Report how many lines include the word "在这美好的春天里", and nothing besides that number.

(Extracted data entries)
******************************
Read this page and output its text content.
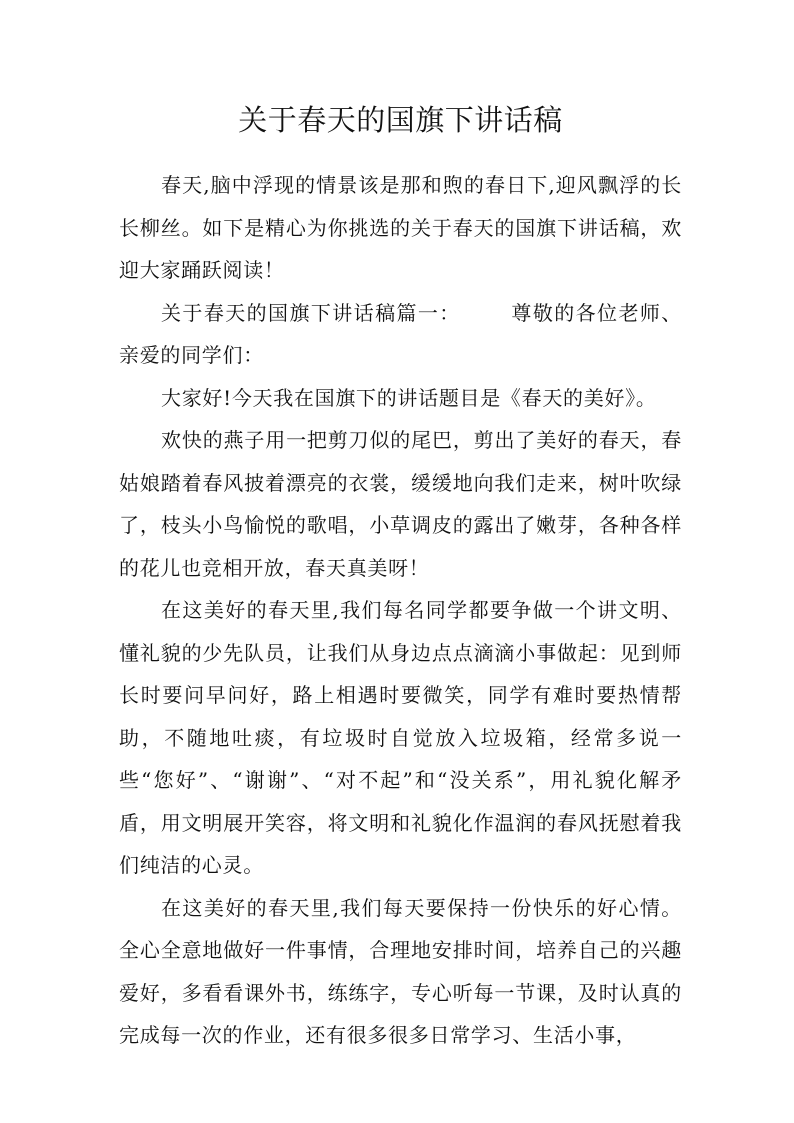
关于春天的国旗下讲话稿

春天,脑中浮现的情景该是那和煦的春日下,迎风飘浮的长长柳丝。如下是精心为你挑选的关于春天的国旗下讲话稿，欢迎大家踊跃阅读！

关于春天的国旗下讲话稿篇一：	尊敬的各位老师、亲爱的同学们：

大家好!今天我在国旗下的讲话题目是《春天的美好》。

欢快的燕子用一把剪刀似的尾巴，剪出了美好的春天，春姑娘踏着春风披着漂亮的衣裳，缓缓地向我们走来，树叶吹绿了，枝头小鸟愉悦的歌唱，小草调皮的露出了嫩芽，各种各样的花儿也竞相开放，春天真美呀！

在这美好的春天里,我们每名同学都要争做一个讲文明、懂礼貌的少先队员，让我们从身边点点滴滴小事做起：见到师长时要问早问好，路上相遇时要微笑，同学有难时要热情帮助，不随地吐痰，有垃圾时自觉放入垃圾箱，经常多说一些“您好”、“谢谢”、“对不起”和“没关系”，用礼貌化解矛盾，用文明展开笑容，将文明和礼貌化作温润的春风抚慰着我们纯洁的心灵。

在这美好的春天里,我们每天要保持一份快乐的好心情。全心全意地做好一件事情，合理地安排时间，培养自己的兴趣爱好，多看看课外书，练练字，专心听每一节课，及时认真的完成每一次的作业，还有很多很多日常学习、生活小事，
******************************
- Complete response: 2